◆ Material for this exercise:
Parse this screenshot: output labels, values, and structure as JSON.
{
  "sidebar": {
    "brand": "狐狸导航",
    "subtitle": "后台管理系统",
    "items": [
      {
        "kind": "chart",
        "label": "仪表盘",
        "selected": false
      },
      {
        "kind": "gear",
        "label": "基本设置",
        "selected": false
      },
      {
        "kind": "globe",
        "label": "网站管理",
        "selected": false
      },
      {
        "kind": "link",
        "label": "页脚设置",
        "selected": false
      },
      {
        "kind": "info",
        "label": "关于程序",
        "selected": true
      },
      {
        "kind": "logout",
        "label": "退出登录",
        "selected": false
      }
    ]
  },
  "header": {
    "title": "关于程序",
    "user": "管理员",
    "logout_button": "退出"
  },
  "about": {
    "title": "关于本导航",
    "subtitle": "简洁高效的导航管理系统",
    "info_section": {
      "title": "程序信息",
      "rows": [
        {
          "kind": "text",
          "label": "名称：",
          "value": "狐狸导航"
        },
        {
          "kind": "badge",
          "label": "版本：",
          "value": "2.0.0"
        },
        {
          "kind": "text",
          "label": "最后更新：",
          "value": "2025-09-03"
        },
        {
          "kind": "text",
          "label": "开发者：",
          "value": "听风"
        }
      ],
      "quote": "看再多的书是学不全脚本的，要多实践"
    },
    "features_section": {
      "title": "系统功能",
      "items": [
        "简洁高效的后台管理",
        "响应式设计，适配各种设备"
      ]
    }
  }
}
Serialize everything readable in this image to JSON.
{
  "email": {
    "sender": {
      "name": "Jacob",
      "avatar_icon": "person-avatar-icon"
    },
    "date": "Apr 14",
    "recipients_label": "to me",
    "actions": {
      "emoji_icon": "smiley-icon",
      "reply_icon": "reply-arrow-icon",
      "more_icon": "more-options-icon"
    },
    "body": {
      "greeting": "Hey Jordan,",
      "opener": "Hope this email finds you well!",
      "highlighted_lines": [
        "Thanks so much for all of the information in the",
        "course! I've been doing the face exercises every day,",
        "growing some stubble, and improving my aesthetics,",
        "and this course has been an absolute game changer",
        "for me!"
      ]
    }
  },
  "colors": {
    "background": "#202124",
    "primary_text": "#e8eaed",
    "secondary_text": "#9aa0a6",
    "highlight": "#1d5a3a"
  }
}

◆ Work to do: Reproduce the data in its entirety, matching each character.

◆ Exercise answer:
Parse this screenshot: output labels, values, and structure as JSON.
{
  "sidebar": {
    "brand": "狐狸导航",
    "subtitle": "后台管理系统",
    "items": [
      {
        "kind": "chart",
        "label": "仪表盘",
        "selected": false
      },
      {
        "kind": "gear",
        "label": "基本设置",
        "selected": false
      },
      {
        "kind": "globe",
        "label": "网站管理",
        "selected": false
      },
      {
        "kind": "link",
        "label": "页脚设置",
        "selected": false
      },
      {
        "kind": "info",
        "label": "关于程序",
        "selected": true
      },
      {
        "kind": "logout",
        "label": "退出登录",
        "selected": false
      }
    ]
  },
  "header": {
    "title": "关于程序",
    "user": "管理员",
    "logout_button": "退出"
  },
  "about": {
    "title": "关于本导航",
    "subtitle": "简洁高效的导航管理系统",
    "info_section": {
      "title": "程序信息",
      "rows": [
        {
          "kind": "text",
          "label": "名称：",
          "value": "狐狸导航"
        },
        {
          "kind": "badge",
          "label": "版本：",
          "value": "2.0.0"
        },
        {
          "kind": "text",
          "label": "最后更新：",
          "value": "2025-09-03"
        },
        {
          "kind": "text",
          "label": "开发者：",
          "value": "听风"
        }
      ],
      "quote": "看再多的书是学不全脚本的，要多实践"
    },
    "features_section": {
      "title": "系统功能",
      "items": [
        "简洁高效的后台管理",
        "响应式设计，适配各种设备"
      ]
    }
  }
}
Serialize everything readable in this image to JSON.
{
  "email": {
    "sender": {
      "name": "Jacob",
      "avatar_icon": "person-avatar-icon"
    },
    "date": "Apr 14",
    "recipients_label": "to me",
    "actions": {
      "emoji_icon": "smiley-icon",
      "reply_icon": "reply-arrow-icon",
      "more_icon": "more-options-icon"
    },
    "body": {
      "greeting": "Hey Jordan,",
      "opener": "Hope this email finds you well!",
      "highlighted_lines": [
        "Thanks so much for all of the information in the",
        "course! I've been doing the face exercises every day,",
        "growing some stubble, and improving my aesthetics,",
        "and this course has been an absolute game changer",
        "for me!"
      ]
    }
  },
  "colors": {
    "background": "#202124",
    "primary_text": "#e8eaed",
    "secondary_text": "#9aa0a6",
    "highlight": "#1d5a3a"
  }
}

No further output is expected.